A software tools maker is staking its future on helping developers prepare for streamlined coding for Web services as well as Avalon, the graphics display component in the works for Longhorn, Microsoft's next version of Windows.

On Monday, Xamlon, a La Jolla, Calif.-based company, released Xamlon 1.0, an application development package developers can use to begin coding in XAML immediately. XAML lets developers separate user interface code from application logic, so that they can change the user interface without rewriting logic and event-handling code.

Longhorn, Microsoft's next-generation operating system, expected in 2006, will contain Avalon, an advanced graphics subsystem based on XAML, a declarative, Web services-oriented XML-based markup language.

"XAML is to Avalon what HTML is to the Web," said Xamlon founder and CEO Paul Colton. Colton saw demonstrations of XAML at Microsoft's Professional Developers Conference last fall. He said he decided not to wait for Longhorn and wants to provide software to let developers code in XAML as soon as possible.

● To do
[A] Please change "developers" to "programmers" in the passage of the Xamlon article starting at "On Monday, Xamlon, a" and ending at "and event-handling code.", and give that passage.
[B] According to the Xamlon article, where is the company based?
[C] Carry on with the Xamlon article from the point where it stops.

● Supplied material
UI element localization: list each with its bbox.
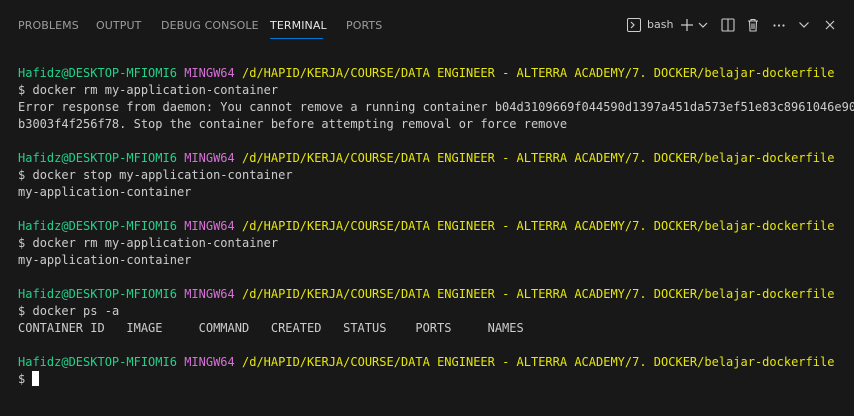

● Expected outputs
[A]
On Monday, Xamlon, a La Jolla, Calif.-based company, released Xamlon 1.0, an application development package programmers can use to begin coding in XAML immediately. XAML lets programmers separate user interface code from application logic, so that they can change the user interface without rewriting logic and event-handling code.

[B] La Jolla, Calif.

[C]
"XAML is important because it brings together the best of two worlds," said Mike Sax, CEO of Sax Software, a maker of components for applications. "One world is HTML, which works very well over the Internet and lets you design very graphically rich pages that are appealing, engaging, and intuitive. The other world is that of more traditional windows systems like Java Swing, Windows, and Mac interfaces which give you lots of control and a very high level of user interaction."

Sax said XAML makes it very easy to integrate animation, panning and zooming, and other interactive graphic elements. The protocol makes it easier to send instructions for user actions from server to client, so application can live partly on the server and partly on the client.

Peter O'Kelly, a senior analyst with IT research firm Burton Group, expects some debate and division about the new development methods with XAML. But, he added, "it will make an entire class of devs more productive than they were. It will let design-oriented people create part of the user interface without having to get into Vulcan mind melds with the people producing the functionality."

Xamlon 1.0 is targeting developers building software in Microsoft's .NET Framework . The product contains a runtime engine and toolset that let developers build XAML applications for current versions of Windows that will port easily to future platforms.

"I didn't see that it really required waiting for the new operating system," Colton said. "Let's take that piece of XAML we shouldn't have to wait for and provide it as a tool for developers right now."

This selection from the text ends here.